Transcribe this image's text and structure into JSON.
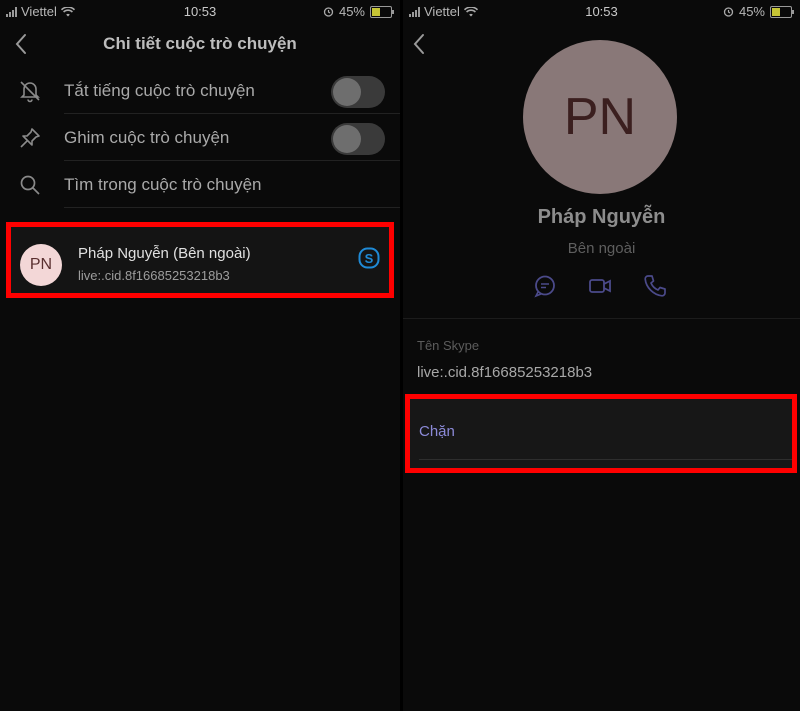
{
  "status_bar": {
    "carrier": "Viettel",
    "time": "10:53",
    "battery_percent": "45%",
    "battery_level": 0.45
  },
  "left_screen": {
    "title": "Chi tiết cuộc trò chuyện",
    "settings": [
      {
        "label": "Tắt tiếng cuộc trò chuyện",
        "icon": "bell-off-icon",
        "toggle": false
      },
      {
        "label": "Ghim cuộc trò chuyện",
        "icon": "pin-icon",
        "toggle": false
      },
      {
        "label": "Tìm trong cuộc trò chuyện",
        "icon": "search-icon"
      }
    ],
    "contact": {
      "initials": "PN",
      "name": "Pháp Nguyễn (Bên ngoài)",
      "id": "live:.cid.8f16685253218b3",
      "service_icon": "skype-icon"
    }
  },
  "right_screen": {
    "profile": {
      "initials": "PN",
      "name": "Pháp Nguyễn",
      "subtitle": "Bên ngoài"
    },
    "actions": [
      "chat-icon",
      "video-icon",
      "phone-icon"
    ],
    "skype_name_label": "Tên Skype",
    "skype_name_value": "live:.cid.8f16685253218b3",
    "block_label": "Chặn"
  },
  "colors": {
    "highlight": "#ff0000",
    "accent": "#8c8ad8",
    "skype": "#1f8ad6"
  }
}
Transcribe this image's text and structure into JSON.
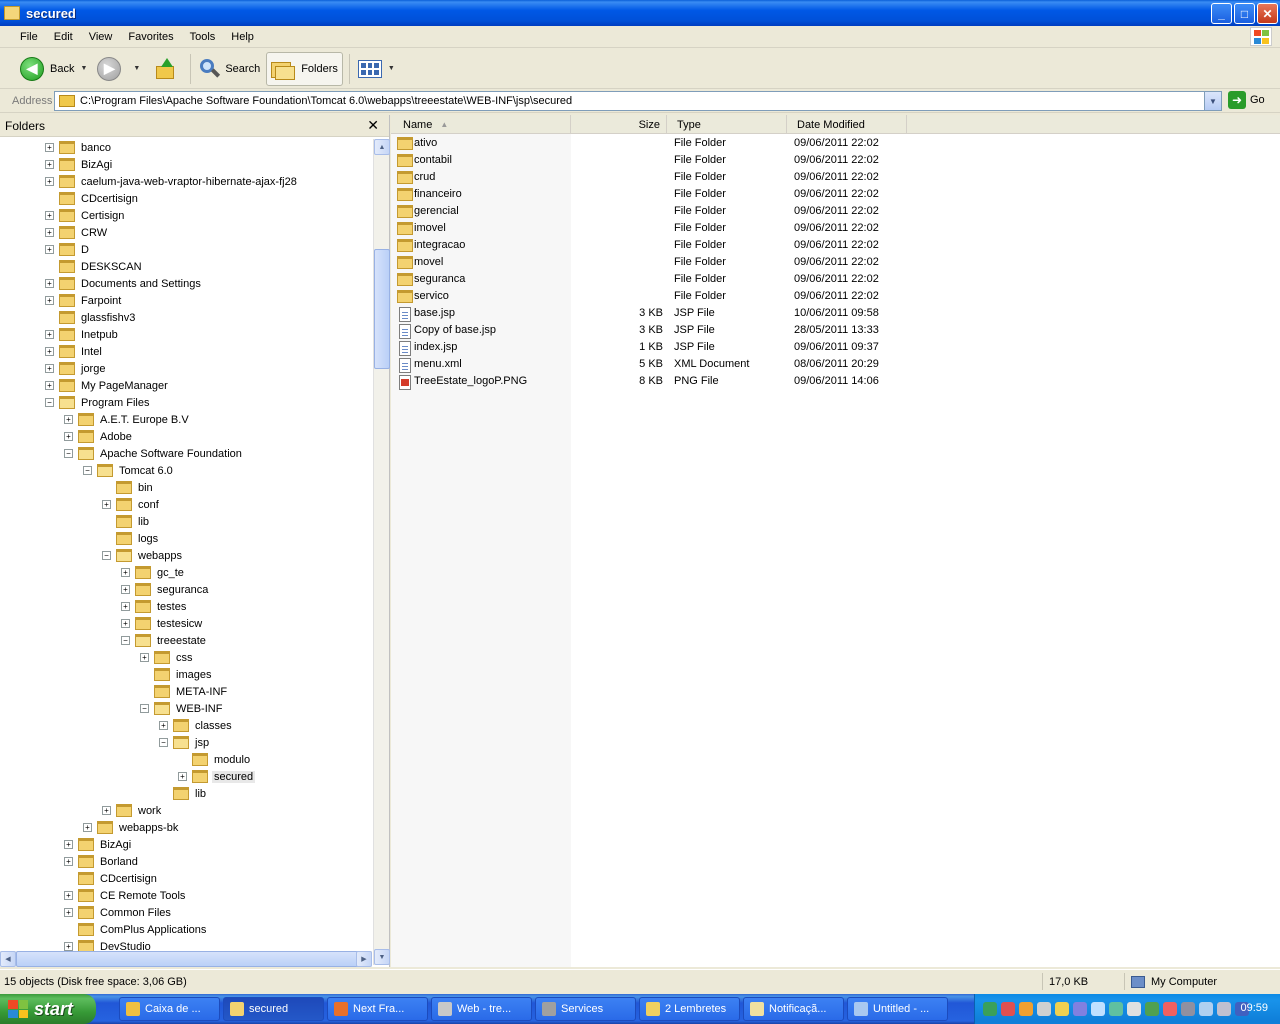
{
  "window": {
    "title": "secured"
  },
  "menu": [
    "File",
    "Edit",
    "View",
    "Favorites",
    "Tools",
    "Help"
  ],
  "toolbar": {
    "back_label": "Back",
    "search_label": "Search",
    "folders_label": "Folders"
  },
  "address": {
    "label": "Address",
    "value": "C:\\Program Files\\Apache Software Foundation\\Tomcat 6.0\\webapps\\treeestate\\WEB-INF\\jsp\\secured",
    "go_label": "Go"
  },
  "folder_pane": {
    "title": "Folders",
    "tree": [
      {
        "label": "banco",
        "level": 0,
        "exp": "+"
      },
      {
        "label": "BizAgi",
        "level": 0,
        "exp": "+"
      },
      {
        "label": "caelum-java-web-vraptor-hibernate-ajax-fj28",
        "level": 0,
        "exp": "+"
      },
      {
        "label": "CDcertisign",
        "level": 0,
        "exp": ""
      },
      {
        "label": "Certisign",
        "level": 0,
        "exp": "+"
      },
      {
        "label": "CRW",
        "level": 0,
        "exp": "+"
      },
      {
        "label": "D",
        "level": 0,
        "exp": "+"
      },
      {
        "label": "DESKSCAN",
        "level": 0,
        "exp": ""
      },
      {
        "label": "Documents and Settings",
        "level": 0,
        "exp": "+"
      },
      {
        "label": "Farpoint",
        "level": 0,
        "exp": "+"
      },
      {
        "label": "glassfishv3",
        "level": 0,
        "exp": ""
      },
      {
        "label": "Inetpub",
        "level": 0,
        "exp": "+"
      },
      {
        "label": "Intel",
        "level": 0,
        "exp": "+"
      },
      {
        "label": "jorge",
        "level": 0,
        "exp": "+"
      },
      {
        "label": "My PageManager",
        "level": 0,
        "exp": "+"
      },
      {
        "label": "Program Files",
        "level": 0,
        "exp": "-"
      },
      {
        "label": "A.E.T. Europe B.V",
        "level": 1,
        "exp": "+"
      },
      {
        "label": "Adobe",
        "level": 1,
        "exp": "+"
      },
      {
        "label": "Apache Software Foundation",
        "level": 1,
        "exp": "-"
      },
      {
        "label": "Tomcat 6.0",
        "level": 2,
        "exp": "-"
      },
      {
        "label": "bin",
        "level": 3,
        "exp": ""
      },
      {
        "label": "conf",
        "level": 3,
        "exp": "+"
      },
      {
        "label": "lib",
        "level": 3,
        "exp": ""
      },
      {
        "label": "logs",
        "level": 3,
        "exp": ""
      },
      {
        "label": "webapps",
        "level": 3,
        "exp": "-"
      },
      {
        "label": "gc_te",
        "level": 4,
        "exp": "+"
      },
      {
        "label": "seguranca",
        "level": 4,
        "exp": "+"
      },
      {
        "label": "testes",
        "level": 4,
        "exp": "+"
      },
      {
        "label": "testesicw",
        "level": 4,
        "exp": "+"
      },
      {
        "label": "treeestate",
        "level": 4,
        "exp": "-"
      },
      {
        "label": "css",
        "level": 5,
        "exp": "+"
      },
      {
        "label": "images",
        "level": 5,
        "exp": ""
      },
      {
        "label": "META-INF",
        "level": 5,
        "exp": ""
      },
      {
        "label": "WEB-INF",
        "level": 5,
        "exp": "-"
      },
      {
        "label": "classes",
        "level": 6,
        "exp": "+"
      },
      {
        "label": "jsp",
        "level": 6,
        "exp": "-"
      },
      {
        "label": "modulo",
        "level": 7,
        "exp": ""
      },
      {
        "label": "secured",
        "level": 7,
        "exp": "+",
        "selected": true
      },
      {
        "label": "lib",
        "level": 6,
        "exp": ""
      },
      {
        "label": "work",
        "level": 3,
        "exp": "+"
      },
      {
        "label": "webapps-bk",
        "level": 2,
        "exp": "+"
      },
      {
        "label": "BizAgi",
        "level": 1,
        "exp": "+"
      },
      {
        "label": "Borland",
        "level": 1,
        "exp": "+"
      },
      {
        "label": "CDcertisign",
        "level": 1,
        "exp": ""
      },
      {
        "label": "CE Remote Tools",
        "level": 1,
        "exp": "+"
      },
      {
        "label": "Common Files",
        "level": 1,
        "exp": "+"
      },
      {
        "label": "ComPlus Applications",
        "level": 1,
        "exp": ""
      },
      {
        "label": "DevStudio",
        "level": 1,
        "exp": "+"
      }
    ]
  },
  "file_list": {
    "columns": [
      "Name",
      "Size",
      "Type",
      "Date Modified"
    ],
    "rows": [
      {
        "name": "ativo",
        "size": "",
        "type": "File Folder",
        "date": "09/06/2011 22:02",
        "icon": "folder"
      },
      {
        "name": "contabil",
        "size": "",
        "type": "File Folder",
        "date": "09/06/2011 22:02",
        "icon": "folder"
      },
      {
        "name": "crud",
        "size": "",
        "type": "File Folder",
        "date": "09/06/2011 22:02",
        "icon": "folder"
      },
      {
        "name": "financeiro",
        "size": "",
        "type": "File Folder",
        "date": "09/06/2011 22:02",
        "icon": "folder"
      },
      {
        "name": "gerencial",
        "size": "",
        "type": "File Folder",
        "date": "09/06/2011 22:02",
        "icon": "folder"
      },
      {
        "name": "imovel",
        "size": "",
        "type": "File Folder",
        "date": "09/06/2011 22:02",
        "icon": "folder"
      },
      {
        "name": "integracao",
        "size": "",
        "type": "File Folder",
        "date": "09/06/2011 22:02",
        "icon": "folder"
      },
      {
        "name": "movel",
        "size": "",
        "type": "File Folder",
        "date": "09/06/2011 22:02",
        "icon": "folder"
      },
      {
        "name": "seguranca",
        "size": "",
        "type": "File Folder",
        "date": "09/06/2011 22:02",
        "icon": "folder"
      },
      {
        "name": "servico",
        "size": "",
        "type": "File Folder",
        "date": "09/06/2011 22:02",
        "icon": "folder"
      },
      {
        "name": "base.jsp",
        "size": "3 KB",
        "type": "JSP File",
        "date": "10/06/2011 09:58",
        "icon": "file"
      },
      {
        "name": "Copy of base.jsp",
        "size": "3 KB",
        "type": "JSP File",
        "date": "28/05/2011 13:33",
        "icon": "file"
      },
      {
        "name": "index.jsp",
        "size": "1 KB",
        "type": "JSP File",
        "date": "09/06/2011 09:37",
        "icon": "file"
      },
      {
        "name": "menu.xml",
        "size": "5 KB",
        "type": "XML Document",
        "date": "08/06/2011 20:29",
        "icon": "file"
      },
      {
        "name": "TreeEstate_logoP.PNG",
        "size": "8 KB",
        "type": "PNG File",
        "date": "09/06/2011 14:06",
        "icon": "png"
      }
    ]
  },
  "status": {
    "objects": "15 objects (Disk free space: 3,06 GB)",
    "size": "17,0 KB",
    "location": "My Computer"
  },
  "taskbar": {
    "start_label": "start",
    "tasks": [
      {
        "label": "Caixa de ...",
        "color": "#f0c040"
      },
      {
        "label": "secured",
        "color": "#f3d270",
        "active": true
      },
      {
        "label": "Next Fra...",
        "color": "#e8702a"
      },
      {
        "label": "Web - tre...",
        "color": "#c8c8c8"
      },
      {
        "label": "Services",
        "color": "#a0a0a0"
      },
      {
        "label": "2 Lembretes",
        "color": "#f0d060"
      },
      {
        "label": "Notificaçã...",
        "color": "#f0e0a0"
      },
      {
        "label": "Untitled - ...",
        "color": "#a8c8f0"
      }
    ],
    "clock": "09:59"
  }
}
◆ ◆ ◆ ◆
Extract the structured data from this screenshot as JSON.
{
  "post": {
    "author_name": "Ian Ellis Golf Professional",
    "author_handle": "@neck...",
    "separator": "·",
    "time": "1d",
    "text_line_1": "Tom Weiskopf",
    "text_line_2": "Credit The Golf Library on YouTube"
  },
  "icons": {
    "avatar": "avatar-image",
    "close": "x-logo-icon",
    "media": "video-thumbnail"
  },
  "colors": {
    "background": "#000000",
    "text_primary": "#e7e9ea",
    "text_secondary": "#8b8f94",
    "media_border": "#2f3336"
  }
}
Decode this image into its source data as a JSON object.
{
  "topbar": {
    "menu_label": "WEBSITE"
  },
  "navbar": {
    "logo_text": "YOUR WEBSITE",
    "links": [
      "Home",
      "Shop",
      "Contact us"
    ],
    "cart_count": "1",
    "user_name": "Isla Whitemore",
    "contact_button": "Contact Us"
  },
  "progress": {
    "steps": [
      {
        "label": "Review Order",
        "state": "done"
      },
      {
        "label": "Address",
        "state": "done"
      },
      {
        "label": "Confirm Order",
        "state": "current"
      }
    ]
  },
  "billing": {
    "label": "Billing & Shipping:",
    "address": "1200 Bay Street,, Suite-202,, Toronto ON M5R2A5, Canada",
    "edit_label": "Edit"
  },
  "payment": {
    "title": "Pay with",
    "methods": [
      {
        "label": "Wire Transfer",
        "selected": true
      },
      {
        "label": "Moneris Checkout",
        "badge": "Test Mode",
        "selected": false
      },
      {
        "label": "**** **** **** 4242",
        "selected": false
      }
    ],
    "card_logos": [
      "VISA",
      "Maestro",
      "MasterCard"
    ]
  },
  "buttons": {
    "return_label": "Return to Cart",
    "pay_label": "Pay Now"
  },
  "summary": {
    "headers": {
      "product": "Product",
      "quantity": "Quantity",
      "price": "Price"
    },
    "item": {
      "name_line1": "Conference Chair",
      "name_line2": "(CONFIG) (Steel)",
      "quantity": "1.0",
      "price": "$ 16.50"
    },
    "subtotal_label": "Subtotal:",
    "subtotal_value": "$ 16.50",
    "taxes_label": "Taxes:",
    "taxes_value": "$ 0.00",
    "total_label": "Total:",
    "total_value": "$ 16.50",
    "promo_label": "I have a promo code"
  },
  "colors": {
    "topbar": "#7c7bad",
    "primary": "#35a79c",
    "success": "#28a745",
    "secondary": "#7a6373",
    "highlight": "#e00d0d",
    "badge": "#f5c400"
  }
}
◆ ◆ ◆ ◆
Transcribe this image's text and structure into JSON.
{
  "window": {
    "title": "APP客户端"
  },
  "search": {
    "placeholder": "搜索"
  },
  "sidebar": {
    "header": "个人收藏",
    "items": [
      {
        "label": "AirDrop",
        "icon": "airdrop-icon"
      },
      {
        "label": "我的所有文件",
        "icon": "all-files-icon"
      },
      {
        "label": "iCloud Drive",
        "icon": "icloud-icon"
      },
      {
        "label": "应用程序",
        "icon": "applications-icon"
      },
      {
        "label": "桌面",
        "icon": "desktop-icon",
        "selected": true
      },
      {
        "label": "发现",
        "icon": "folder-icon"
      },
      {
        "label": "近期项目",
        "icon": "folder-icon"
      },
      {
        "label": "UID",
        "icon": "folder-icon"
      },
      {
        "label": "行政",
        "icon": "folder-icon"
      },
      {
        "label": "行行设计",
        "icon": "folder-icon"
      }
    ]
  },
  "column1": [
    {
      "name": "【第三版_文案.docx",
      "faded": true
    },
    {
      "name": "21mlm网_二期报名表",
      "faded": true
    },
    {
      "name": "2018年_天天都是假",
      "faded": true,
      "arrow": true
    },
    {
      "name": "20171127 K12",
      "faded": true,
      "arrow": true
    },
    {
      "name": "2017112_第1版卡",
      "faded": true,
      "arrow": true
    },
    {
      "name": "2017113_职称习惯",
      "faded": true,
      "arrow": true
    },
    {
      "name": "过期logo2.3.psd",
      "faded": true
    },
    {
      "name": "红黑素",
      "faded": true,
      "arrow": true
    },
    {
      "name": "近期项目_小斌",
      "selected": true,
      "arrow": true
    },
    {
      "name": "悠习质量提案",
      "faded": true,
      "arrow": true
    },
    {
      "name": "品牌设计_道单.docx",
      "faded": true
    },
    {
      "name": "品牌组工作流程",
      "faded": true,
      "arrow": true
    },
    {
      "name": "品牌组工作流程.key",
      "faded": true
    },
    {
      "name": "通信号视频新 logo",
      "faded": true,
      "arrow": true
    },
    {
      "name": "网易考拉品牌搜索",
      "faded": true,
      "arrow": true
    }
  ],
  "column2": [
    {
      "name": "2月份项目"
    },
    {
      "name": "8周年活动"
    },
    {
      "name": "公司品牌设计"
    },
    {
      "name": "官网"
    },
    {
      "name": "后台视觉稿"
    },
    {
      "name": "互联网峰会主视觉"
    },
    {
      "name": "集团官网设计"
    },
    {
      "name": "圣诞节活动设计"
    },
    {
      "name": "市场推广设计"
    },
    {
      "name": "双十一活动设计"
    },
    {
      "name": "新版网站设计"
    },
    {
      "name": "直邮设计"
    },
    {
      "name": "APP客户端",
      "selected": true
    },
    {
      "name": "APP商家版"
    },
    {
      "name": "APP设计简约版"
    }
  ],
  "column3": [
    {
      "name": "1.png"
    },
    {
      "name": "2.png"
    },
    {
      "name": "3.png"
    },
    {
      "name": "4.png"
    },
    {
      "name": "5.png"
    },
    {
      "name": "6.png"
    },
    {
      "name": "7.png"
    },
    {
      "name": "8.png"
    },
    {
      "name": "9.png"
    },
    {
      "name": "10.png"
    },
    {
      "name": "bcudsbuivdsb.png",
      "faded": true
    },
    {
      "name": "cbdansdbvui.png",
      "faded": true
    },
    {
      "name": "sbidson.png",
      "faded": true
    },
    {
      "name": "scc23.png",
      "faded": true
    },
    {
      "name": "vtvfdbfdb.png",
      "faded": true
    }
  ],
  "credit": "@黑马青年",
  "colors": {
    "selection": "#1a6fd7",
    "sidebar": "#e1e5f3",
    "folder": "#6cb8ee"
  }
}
◆ ◆ ◆ ◆
● **Written request**
In the material above, show every line where the word "chuyện" turns up.

● **Result of this task**
    "title": "Chi tiết cuộc trò chuyện",
        "label": "Tắt tiếng cuộc trò chuyện",
        "label": "Ghim cuộc trò chuyện",
        "label": "Tìm trong cuộc trò chuyện",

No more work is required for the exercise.